>> BEGIN Data rows
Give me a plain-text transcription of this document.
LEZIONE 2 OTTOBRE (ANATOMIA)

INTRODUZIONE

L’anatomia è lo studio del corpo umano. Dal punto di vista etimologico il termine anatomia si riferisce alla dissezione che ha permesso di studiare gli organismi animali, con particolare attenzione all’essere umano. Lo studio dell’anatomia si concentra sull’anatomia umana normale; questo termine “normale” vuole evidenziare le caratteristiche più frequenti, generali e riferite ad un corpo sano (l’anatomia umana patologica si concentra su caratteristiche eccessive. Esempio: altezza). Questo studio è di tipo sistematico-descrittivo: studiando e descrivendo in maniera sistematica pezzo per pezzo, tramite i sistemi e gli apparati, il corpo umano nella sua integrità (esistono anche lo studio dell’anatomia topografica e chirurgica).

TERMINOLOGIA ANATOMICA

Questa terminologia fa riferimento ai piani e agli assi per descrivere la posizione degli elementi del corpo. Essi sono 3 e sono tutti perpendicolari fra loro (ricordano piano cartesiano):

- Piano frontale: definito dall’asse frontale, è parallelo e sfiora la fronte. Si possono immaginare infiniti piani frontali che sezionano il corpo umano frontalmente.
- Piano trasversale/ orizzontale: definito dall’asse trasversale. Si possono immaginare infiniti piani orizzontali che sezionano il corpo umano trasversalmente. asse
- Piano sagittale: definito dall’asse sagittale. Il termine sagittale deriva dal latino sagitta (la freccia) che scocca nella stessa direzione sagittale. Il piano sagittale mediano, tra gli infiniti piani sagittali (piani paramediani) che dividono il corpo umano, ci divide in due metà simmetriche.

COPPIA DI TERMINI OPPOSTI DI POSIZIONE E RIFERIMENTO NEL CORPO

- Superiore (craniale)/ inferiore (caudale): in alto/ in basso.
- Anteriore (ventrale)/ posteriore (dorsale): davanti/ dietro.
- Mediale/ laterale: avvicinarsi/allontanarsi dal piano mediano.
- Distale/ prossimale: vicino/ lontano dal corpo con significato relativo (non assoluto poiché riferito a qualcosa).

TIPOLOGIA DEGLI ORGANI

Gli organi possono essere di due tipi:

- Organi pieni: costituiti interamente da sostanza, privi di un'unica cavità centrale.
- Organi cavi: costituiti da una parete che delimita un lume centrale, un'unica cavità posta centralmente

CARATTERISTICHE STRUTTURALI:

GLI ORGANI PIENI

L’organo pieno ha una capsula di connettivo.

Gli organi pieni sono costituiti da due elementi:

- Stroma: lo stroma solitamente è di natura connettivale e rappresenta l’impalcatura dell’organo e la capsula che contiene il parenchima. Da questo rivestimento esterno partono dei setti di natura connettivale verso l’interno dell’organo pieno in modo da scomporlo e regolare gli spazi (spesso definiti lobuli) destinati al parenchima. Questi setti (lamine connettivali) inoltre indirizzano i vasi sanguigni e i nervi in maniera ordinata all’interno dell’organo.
>> END Data rows
Goal
Above are some records. Print them all exactly.

Solution to this task
Give me a plain-text transcription of this document.
LEZIONE 2 OTTOBRE (ANATOMIA)

INTRODUZIONE

L’anatomia è lo studio del corpo umano. Dal punto di vista etimologico il termine anatomia si riferisce alla dissezione che ha permesso di studiare gli organismi animali, con particolare attenzione all’essere umano. Lo studio dell’anatomia si concentra sull’anatomia umana normale; questo termine “normale” vuole evidenziare le caratteristiche più frequenti, generali e riferite ad un corpo sano (l’anatomia umana patologica si concentra su caratteristiche eccessive. Esempio: altezza). Questo studio è di tipo sistematico-descrittivo: studiando e descrivendo in maniera sistematica pezzo per pezzo, tramite i sistemi e gli apparati, il corpo umano nella sua integrità (esistono anche lo studio dell’anatomia topografica e chirurgica).

TERMINOLOGIA ANATOMICA

Questa terminologia fa riferimento ai piani e agli assi per descrivere la posizione degli elementi del corpo. Essi sono 3 e sono tutti perpendicolari fra loro (ricordano piano cartesiano):

- Piano frontale: definito dall’asse frontale, è parallelo e sfiora la fronte. Si possono immaginare infiniti piani frontali che sezionano il corpo umano frontalmente.
- Piano trasversale/ orizzontale: definito dall’asse trasversale. Si possono immaginare infiniti piani orizzontali che sezionano il corpo umano trasversalmente. asse
- Piano sagittale: definito dall’asse sagittale. Il termine sagittale deriva dal latino sagitta (la freccia) che scocca nella stessa direzione sagittale. Il piano sagittale mediano, tra gli infiniti piani sagittali (piani paramediani) che dividono il corpo umano, ci divide in due metà simmetriche.

COPPIA DI TERMINI OPPOSTI DI POSIZIONE E RIFERIMENTO NEL CORPO

- Superiore (craniale)/ inferiore (caudale): in alto/ in basso.
- Anteriore (ventrale)/ posteriore (dorsale): davanti/ dietro.
- Mediale/ laterale: avvicinarsi/allontanarsi dal piano mediano.
- Distale/ prossimale: vicino/ lontano dal corpo con significato relativo (non assoluto poiché riferito a qualcosa).

TIPOLOGIA DEGLI ORGANI

Gli organi possono essere di due tipi:

- Organi pieni: costituiti interamente da sostanza, privi di un'unica cavità centrale.
- Organi cavi: costituiti da una parete che delimita un lume centrale, un'unica cavità posta centralmente

CARATTERISTICHE STRUTTURALI:

GLI ORGANI PIENI

L’organo pieno ha una capsula di connettivo.

Gli organi pieni sono costituiti da due elementi:

- Stroma: lo stroma solitamente è di natura connettivale e rappresenta l’impalcatura dell’organo e la capsula che contiene il parenchima. Da questo rivestimento esterno partono dei setti di natura connettivale verso l’interno dell’organo pieno in modo da scomporlo e regolare gli spazi (spesso definiti lobuli) destinati al parenchima. Questi setti (lamine connettivali) inoltre indirizzano i vasi sanguigni e i nervi in maniera ordinata all’interno dell’organo.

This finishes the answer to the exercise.